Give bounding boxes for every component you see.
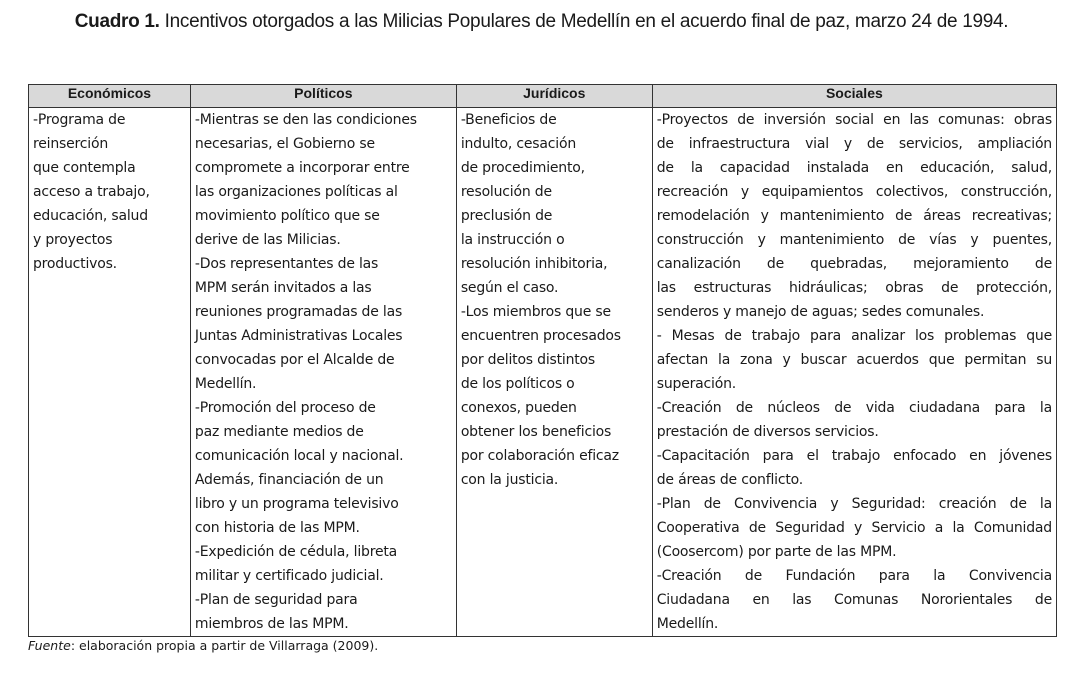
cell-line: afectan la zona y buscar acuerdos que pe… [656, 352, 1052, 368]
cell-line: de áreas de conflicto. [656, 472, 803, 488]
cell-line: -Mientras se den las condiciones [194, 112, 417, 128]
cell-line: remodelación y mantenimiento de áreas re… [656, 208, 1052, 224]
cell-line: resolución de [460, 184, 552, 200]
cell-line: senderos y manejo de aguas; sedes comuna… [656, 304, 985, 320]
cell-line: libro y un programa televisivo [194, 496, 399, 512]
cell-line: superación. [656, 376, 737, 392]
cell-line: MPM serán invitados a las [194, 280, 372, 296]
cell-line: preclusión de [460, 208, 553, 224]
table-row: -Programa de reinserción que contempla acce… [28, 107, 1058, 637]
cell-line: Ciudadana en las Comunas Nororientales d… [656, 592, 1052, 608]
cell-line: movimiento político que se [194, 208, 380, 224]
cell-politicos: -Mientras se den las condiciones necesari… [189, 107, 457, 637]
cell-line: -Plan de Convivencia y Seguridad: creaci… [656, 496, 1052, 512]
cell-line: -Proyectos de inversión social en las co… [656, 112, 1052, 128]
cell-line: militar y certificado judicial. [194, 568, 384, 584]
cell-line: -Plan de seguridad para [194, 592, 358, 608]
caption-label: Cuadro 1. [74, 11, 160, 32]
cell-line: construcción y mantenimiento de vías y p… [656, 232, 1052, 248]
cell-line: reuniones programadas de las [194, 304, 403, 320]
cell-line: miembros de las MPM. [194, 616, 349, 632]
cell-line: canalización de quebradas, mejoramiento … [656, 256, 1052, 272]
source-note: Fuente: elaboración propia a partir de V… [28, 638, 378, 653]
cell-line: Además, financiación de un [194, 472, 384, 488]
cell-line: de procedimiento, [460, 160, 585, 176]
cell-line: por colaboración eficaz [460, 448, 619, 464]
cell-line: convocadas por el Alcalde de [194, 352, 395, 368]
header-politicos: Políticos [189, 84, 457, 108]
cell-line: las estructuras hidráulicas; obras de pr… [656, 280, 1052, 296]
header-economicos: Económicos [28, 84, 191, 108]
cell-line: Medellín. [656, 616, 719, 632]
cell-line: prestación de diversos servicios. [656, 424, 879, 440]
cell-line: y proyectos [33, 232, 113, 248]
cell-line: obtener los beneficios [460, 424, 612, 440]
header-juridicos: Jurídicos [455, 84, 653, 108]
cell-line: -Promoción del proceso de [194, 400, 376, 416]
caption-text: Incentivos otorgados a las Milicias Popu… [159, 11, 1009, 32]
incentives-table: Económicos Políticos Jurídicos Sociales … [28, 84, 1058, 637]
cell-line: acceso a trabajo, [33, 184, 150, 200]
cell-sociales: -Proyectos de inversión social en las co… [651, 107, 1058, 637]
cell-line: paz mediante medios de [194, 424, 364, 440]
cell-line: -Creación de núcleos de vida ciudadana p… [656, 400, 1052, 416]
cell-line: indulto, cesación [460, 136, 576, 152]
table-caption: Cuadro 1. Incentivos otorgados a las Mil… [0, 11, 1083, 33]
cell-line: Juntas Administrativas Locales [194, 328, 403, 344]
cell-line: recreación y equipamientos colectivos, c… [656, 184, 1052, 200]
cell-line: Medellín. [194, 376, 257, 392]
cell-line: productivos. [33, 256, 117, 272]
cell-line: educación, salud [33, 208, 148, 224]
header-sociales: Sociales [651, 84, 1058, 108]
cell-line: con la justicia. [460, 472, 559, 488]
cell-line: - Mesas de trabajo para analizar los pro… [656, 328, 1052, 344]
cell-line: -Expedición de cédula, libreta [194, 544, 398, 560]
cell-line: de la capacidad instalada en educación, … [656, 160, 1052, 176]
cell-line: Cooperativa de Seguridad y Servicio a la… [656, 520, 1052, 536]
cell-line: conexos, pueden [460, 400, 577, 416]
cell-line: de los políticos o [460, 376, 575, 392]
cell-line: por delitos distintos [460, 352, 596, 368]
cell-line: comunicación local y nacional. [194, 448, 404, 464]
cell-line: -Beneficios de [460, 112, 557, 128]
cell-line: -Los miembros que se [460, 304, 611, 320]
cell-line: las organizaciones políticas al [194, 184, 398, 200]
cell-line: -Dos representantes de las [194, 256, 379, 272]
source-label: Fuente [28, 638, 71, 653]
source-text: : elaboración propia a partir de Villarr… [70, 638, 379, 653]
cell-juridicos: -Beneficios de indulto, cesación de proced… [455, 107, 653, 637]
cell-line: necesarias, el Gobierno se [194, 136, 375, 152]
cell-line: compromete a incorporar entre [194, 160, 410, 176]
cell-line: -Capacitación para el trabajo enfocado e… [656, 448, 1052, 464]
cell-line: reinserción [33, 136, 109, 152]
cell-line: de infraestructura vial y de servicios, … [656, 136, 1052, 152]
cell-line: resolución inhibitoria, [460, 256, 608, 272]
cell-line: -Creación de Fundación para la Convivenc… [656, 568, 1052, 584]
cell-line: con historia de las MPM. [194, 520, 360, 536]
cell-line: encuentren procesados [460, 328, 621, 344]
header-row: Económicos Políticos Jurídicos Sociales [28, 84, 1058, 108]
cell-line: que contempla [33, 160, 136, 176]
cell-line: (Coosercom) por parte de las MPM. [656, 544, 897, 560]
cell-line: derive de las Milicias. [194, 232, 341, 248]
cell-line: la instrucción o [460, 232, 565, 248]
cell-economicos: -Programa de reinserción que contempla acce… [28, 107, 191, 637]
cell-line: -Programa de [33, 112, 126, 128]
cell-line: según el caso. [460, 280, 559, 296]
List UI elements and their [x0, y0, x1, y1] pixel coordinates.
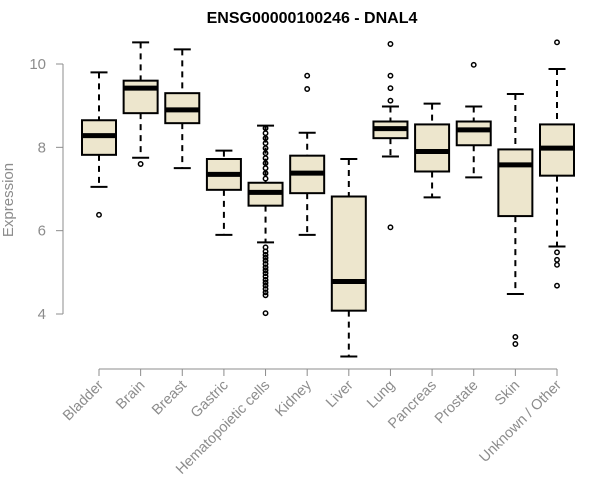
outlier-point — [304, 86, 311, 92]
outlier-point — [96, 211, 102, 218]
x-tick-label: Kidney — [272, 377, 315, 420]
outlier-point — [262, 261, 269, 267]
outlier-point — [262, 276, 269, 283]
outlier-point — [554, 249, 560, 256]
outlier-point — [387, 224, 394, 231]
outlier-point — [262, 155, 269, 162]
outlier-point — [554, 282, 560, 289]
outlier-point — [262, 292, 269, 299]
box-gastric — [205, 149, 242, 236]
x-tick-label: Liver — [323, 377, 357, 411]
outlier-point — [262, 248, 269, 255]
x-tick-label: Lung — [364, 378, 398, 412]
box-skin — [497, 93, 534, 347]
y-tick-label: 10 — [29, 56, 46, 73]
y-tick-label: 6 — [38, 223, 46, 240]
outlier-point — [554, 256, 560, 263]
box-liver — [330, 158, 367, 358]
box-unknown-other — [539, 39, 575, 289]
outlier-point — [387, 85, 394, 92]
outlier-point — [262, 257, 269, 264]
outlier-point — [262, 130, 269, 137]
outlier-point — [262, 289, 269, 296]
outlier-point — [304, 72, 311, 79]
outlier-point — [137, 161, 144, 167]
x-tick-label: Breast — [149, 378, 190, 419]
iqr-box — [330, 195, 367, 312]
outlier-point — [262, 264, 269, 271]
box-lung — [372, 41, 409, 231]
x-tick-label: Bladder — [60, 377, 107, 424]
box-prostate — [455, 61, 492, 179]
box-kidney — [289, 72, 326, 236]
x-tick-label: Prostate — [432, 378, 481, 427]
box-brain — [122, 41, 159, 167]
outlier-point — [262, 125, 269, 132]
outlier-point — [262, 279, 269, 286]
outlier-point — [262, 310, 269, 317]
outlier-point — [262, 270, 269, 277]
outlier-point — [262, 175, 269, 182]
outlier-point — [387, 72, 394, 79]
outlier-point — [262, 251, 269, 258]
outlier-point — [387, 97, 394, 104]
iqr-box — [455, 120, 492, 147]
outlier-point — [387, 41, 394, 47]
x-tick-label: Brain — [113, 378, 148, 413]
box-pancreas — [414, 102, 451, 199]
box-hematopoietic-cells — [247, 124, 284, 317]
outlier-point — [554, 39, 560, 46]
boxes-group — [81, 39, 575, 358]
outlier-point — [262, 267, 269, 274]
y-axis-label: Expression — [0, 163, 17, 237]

---

## Work to complete
Rewrite the lines from the line with "outlier-point — [304, 86, 311, 92]" to the line with "x-tick-label: Liver — [323, 377, 357, 411]", putting "outlier-marker" in place of every "outlier-point" and leaving everything else unchanged.

## Correct output
outlier-marker — [304, 86, 311, 92]
outlier-marker — [96, 211, 102, 218]
x-tick-label: Kidney — [272, 377, 315, 420]
outlier-marker — [262, 261, 269, 267]
outlier-marker — [262, 276, 269, 283]
outlier-marker — [554, 249, 560, 256]
outlier-marker — [387, 224, 394, 231]
outlier-marker — [262, 155, 269, 162]
outlier-marker — [554, 282, 560, 289]
outlier-marker — [262, 292, 269, 299]
box-gastric — [205, 149, 242, 236]
x-tick-label: Liver — [323, 377, 357, 411]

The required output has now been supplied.